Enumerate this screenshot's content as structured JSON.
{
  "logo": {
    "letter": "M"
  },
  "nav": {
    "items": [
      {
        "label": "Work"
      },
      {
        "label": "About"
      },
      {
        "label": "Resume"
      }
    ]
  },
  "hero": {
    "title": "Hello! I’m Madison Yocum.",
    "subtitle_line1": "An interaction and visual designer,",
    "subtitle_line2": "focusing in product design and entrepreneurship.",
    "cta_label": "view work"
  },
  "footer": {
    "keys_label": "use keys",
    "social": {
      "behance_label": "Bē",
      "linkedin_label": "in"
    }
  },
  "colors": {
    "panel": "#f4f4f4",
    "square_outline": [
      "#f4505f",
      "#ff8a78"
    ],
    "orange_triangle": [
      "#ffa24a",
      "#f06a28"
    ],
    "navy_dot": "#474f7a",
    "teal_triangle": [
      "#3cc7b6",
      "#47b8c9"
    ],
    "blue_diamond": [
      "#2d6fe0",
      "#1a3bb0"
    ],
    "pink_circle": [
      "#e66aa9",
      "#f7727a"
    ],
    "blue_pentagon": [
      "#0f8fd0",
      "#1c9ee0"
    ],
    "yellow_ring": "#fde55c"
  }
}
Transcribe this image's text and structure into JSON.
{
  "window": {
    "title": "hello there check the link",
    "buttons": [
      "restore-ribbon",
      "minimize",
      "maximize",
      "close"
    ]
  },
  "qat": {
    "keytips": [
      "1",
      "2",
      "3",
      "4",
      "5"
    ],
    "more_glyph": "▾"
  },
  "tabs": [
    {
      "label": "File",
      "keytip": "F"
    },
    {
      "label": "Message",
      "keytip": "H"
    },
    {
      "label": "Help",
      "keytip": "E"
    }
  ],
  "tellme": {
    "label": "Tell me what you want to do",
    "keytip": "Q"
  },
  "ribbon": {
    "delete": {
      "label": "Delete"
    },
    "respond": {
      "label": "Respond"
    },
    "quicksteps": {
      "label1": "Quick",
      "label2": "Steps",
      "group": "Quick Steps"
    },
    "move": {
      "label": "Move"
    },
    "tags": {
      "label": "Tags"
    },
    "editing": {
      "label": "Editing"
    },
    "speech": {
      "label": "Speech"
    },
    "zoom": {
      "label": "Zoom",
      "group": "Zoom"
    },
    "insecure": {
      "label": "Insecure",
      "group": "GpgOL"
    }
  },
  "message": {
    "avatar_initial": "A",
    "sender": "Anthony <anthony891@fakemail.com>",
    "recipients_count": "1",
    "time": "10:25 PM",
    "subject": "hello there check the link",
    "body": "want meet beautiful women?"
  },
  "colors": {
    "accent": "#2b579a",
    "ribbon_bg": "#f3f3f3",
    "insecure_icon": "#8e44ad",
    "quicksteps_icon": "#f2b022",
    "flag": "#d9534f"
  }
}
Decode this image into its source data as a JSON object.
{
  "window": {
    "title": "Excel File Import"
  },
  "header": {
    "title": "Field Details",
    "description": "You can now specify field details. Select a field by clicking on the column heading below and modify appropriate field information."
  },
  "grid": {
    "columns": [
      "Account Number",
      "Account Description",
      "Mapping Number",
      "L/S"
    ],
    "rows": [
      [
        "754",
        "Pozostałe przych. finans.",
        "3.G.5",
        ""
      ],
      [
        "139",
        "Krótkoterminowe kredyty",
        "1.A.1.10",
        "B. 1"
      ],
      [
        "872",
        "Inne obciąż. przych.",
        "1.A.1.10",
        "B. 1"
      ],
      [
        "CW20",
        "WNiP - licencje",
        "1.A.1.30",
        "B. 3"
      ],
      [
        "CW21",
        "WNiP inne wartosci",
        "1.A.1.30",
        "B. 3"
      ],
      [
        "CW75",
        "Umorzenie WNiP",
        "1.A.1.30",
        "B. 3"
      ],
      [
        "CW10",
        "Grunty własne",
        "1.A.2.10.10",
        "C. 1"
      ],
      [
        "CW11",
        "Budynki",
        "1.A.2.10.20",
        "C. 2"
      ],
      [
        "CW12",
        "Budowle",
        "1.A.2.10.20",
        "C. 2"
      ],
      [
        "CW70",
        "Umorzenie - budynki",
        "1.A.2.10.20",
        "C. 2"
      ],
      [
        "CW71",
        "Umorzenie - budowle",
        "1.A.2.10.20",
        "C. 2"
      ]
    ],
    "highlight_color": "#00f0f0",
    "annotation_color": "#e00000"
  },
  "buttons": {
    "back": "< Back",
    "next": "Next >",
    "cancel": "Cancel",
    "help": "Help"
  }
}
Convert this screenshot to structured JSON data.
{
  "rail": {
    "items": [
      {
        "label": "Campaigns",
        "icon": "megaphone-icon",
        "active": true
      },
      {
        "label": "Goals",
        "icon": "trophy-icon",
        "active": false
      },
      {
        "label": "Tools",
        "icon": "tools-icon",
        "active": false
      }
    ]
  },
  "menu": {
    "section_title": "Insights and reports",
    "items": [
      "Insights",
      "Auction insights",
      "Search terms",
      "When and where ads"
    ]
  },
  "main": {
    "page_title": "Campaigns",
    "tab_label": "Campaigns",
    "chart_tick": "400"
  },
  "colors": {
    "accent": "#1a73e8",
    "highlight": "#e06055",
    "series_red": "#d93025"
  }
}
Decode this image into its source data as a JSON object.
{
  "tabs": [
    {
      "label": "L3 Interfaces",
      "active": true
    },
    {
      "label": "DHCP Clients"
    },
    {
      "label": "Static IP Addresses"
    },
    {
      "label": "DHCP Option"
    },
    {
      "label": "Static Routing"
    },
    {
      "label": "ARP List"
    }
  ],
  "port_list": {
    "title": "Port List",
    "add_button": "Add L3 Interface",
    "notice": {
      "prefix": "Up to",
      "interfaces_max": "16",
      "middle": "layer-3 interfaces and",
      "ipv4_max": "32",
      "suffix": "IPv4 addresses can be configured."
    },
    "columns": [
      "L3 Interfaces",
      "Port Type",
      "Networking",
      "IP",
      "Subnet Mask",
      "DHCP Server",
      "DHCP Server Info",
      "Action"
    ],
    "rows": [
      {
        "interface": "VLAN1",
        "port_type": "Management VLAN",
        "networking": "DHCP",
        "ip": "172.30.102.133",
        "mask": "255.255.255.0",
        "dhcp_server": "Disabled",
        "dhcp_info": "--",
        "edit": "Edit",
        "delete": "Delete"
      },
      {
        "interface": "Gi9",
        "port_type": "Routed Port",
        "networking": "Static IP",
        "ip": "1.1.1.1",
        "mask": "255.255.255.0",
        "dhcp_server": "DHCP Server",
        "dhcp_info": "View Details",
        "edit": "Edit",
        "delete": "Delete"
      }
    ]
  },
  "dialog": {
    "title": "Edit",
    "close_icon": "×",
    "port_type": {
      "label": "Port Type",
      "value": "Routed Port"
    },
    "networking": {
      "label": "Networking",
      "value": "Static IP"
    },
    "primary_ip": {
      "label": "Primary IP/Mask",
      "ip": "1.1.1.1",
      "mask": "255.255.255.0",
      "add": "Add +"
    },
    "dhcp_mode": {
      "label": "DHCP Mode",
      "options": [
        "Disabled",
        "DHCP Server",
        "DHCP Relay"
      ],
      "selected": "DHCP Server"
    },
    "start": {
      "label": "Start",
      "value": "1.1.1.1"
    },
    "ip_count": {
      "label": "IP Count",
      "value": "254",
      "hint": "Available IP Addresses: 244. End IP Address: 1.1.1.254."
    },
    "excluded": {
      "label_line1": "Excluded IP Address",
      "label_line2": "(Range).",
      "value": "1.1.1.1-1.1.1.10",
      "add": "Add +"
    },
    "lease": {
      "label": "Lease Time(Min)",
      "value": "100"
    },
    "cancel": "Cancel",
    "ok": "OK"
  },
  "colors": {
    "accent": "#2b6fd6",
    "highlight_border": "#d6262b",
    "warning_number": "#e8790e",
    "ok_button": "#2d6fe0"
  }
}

### WRITTEN TASK
All of the data needs to be reproduced exactly, with no line missing.

### TASK SOLUTION
Enumerate this screenshot's content as structured JSON.
{
  "logo": {
    "letter": "M"
  },
  "nav": {
    "items": [
      {
        "label": "Work"
      },
      {
        "label": "About"
      },
      {
        "label": "Resume"
      }
    ]
  },
  "hero": {
    "title": "Hello! I’m Madison Yocum.",
    "subtitle_line1": "An interaction and visual designer,",
    "subtitle_line2": "focusing in product design and entrepreneurship.",
    "cta_label": "view work"
  },
  "footer": {
    "keys_label": "use keys",
    "social": {
      "behance_label": "Bē",
      "linkedin_label": "in"
    }
  },
  "colors": {
    "panel": "#f4f4f4",
    "square_outline": [
      "#f4505f",
      "#ff8a78"
    ],
    "orange_triangle": [
      "#ffa24a",
      "#f06a28"
    ],
    "navy_dot": "#474f7a",
    "teal_triangle": [
      "#3cc7b6",
      "#47b8c9"
    ],
    "blue_diamond": [
      "#2d6fe0",
      "#1a3bb0"
    ],
    "pink_circle": [
      "#e66aa9",
      "#f7727a"
    ],
    "blue_pentagon": [
      "#0f8fd0",
      "#1c9ee0"
    ],
    "yellow_ring": "#fde55c"
  }
}
Transcribe this image's text and structure into JSON.
{
  "window": {
    "title": "hello there check the link",
    "buttons": [
      "restore-ribbon",
      "minimize",
      "maximize",
      "close"
    ]
  },
  "qat": {
    "keytips": [
      "1",
      "2",
      "3",
      "4",
      "5"
    ],
    "more_glyph": "▾"
  },
  "tabs": [
    {
      "label": "File",
      "keytip": "F"
    },
    {
      "label": "Message",
      "keytip": "H"
    },
    {
      "label": "Help",
      "keytip": "E"
    }
  ],
  "tellme": {
    "label": "Tell me what you want to do",
    "keytip": "Q"
  },
  "ribbon": {
    "delete": {
      "label": "Delete"
    },
    "respond": {
      "label": "Respond"
    },
    "quicksteps": {
      "label1": "Quick",
      "label2": "Steps",
      "group": "Quick Steps"
    },
    "move": {
      "label": "Move"
    },
    "tags": {
      "label": "Tags"
    },
    "editing": {
      "label": "Editing"
    },
    "speech": {
      "label": "Speech"
    },
    "zoom": {
      "label": "Zoom",
      "group": "Zoom"
    },
    "insecure": {
      "label": "Insecure",
      "group": "GpgOL"
    }
  },
  "message": {
    "avatar_initial": "A",
    "sender": "Anthony <anthony891@fakemail.com>",
    "recipients_count": "1",
    "time": "10:25 PM",
    "subject": "hello there check the link",
    "body": "want meet beautiful women?"
  },
  "colors": {
    "accent": "#2b579a",
    "ribbon_bg": "#f3f3f3",
    "insecure_icon": "#8e44ad",
    "quicksteps_icon": "#f2b022",
    "flag": "#d9534f"
  }
}
Decode this image into its source data as a JSON object.
{
  "window": {
    "title": "Excel File Import"
  },
  "header": {
    "title": "Field Details",
    "description": "You can now specify field details. Select a field by clicking on the column heading below and modify appropriate field information."
  },
  "grid": {
    "columns": [
      "Account Number",
      "Account Description",
      "Mapping Number",
      "L/S"
    ],
    "rows": [
      [
        "754",
        "Pozostałe przych. finans.",
        "3.G.5",
        ""
      ],
      [
        "139",
        "Krótkoterminowe kredyty",
        "1.A.1.10",
        "B. 1"
      ],
      [
        "872",
        "Inne obciąż. przych.",
        "1.A.1.10",
        "B. 1"
      ],
      [
        "CW20",
        "WNiP - licencje",
        "1.A.1.30",
        "B. 3"
      ],
      [
        "CW21",
        "WNiP inne wartosci",
        "1.A.1.30",
        "B. 3"
      ],
      [
        "CW75",
        "Umorzenie WNiP",
        "1.A.1.30",
        "B. 3"
      ],
      [
        "CW10",
        "Grunty własne",
        "1.A.2.10.10",
        "C. 1"
      ],
      [
        "CW11",
        "Budynki",
        "1.A.2.10.20",
        "C. 2"
      ],
      [
        "CW12",
        "Budowle",
        "1.A.2.10.20",
        "C. 2"
      ],
      [
        "CW70",
        "Umorzenie - budynki",
        "1.A.2.10.20",
        "C. 2"
      ],
      [
        "CW71",
        "Umorzenie - budowle",
        "1.A.2.10.20",
        "C. 2"
      ]
    ],
    "highlight_color": "#00f0f0",
    "annotation_color": "#e00000"
  },
  "buttons": {
    "back": "< Back",
    "next": "Next >",
    "cancel": "Cancel",
    "help": "Help"
  }
}
Convert this screenshot to structured JSON data.
{
  "rail": {
    "items": [
      {
        "label": "Campaigns",
        "icon": "megaphone-icon",
        "active": true
      },
      {
        "label": "Goals",
        "icon": "trophy-icon",
        "active": false
      },
      {
        "label": "Tools",
        "icon": "tools-icon",
        "active": false
      }
    ]
  },
  "menu": {
    "section_title": "Insights and reports",
    "items": [
      "Insights",
      "Auction insights",
      "Search terms",
      "When and where ads"
    ]
  },
  "main": {
    "page_title": "Campaigns",
    "tab_label": "Campaigns",
    "chart_tick": "400"
  },
  "colors": {
    "accent": "#1a73e8",
    "highlight": "#e06055",
    "series_red": "#d93025"
  }
}
Decode this image into its source data as a JSON object.
{
  "tabs": [
    {
      "label": "L3 Interfaces",
      "active": true
    },
    {
      "label": "DHCP Clients"
    },
    {
      "label": "Static IP Addresses"
    },
    {
      "label": "DHCP Option"
    },
    {
      "label": "Static Routing"
    },
    {
      "label": "ARP List"
    }
  ],
  "port_list": {
    "title": "Port List",
    "add_button": "Add L3 Interface",
    "notice": {
      "prefix": "Up to",
      "interfaces_max": "16",
      "middle": "layer-3 interfaces and",
      "ipv4_max": "32",
      "suffix": "IPv4 addresses can be configured."
    },
    "columns": [
      "L3 Interfaces",
      "Port Type",
      "Networking",
      "IP",
      "Subnet Mask",
      "DHCP Server",
      "DHCP Server Info",
      "Action"
    ],
    "rows": [
      {
        "interface": "VLAN1",
        "port_type": "Management VLAN",
        "networking": "DHCP",
        "ip": "172.30.102.133",
        "mask": "255.255.255.0",
        "dhcp_server": "Disabled",
        "dhcp_info": "--",
        "edit": "Edit",
        "delete": "Delete"
      },
      {
        "interface": "Gi9",
        "port_type": "Routed Port",
        "networking": "Static IP",
        "ip": "1.1.1.1",
        "mask": "255.255.255.0",
        "dhcp_server": "DHCP Server",
        "dhcp_info": "View Details",
        "edit": "Edit",
        "delete": "Delete"
      }
    ]
  },
  "dialog": {
    "title": "Edit",
    "close_icon": "×",
    "port_type": {
      "label": "Port Type",
      "value": "Routed Port"
    },
    "networking": {
      "label": "Networking",
      "value": "Static IP"
    },
    "primary_ip": {
      "label": "Primary IP/Mask",
      "ip": "1.1.1.1",
      "mask": "255.255.255.0",
      "add": "Add +"
    },
    "dhcp_mode": {
      "label": "DHCP Mode",
      "options": [
        "Disabled",
        "DHCP Server",
        "DHCP Relay"
      ],
      "selected": "DHCP Server"
    },
    "start": {
      "label": "Start",
      "value": "1.1.1.1"
    },
    "ip_count": {
      "label": "IP Count",
      "value": "254",
      "hint": "Available IP Addresses: 244. End IP Address: 1.1.1.254."
    },
    "excluded": {
      "label_line1": "Excluded IP Address",
      "label_line2": "(Range).",
      "value": "1.1.1.1-1.1.1.10",
      "add": "Add +"
    },
    "lease": {
      "label": "Lease Time(Min)",
      "value": "100"
    },
    "cancel": "Cancel",
    "ok": "OK"
  },
  "colors": {
    "accent": "#2b6fd6",
    "highlight_border": "#d6262b",
    "warning_number": "#e8790e",
    "ok_button": "#2d6fe0"
  }
}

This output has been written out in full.